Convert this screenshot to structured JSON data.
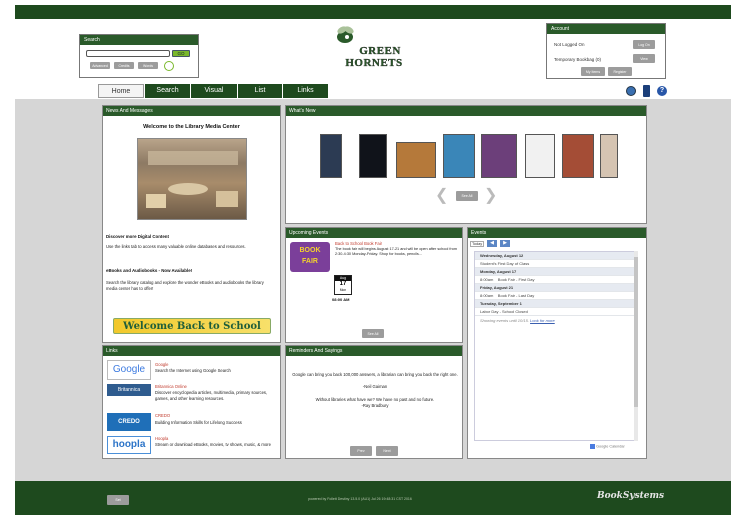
{
  "search": {
    "title": "Search",
    "placeholder": "",
    "go_label": "GO",
    "buttons": [
      "Advanced",
      "Credits",
      "Words"
    ]
  },
  "brand": {
    "line1": "GREEN",
    "line2": "HORNETS"
  },
  "account": {
    "title": "Account",
    "status": "Not Logged On",
    "login_label": "Log On",
    "bookbag": "Temporary Bookbag (0)",
    "view_label": "View",
    "my_items_label": "My Items",
    "register_label": "Register"
  },
  "tabs": [
    "Home",
    "Search",
    "Visual",
    "List",
    "Links"
  ],
  "news": {
    "title": "News And Messages",
    "heading": "Welcome to the Library Media Center",
    "h1": "Discover more Digital Content",
    "p1": "Use the links tab to access many valuable online databases and resources.",
    "h2": "eBooks and Audiobooks - Now Available!",
    "p2": "Search the library catalog and explore the wonder eBooks and audiobooks the library media center has to offer!",
    "banner": "Welcome Back to School"
  },
  "whatsnew": {
    "title": "What's New",
    "see_all": "See All"
  },
  "upcoming": {
    "title": "Upcoming Events",
    "event_title": "Back to School Book Fair",
    "event_desc": "The book fair will begins August 17-21 and will be open after school from 2:30-4:30 Monday-Friday. Shop for books, pencils...",
    "cal_month": "Aug",
    "cal_day": "17",
    "cal_dow": "Mon",
    "time": "08:00 AM",
    "see_all": "See All",
    "logo1": "BOOK",
    "logo2": "FAIR"
  },
  "events": {
    "title": "Events",
    "today": "Today",
    "rows": [
      {
        "day": "Wednesday, August 12"
      },
      {
        "time": "",
        "text": "Student's First Day of Class"
      },
      {
        "day": "Monday, August 17"
      },
      {
        "time": "8:00am",
        "text": "Book Fair - First Day"
      },
      {
        "day": "Friday, August 21"
      },
      {
        "time": "8:00am",
        "text": "Book Fair - Last Day"
      },
      {
        "day": "Tuesday, September 1"
      },
      {
        "time": "",
        "text": "Labor Day - School Closed"
      }
    ],
    "footnote": "Showing events until 10/15.",
    "look_more": "Look for more",
    "gcal": "Google Calendar"
  },
  "links": {
    "title": "Links",
    "items": [
      {
        "logo": "Google",
        "name": "Google",
        "desc": "Search the Internet using Google Search"
      },
      {
        "logo": "Britannica",
        "name": "Britannica Online",
        "desc": "Discover encyclopedia articles, multimedia, primary sources, games, and other learning resources."
      },
      {
        "logo": "CREDO",
        "name": "CREDO",
        "desc": "Building Information Skills for Lifelong Success"
      },
      {
        "logo": "hoopla",
        "name": "Hoopla",
        "desc": "Stream or download eBooks, movies, tv shows, music, & more"
      }
    ]
  },
  "reminders": {
    "title": "Reminders And Sayings",
    "quote1": "Google can bring you back 100,000 answers, a librarian can bring you back the right one.",
    "author1": "-Neil Gaiman",
    "quote2": "Without libraries what have we? We have no past and no future.",
    "author2": "-Ray Bradbury",
    "prev": "Prev",
    "next": "Next"
  },
  "footer": {
    "button": "Set",
    "powered": "powered by Follett Destiny 13.5.0 (AU1) Jul 26 19:48:31 CST 2016",
    "logo": "BookSystems"
  },
  "colors": {
    "dark_green": "#1e4a1e",
    "panel_header": "#2a5a2a",
    "go_green": "#7ab82b"
  }
}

- - -

▶ _WHAT TO DO_
Among the lines of the listing, how many hold the string "First"? Respond with only the number.

▶ _REPLY TO THE EXERCISE_
2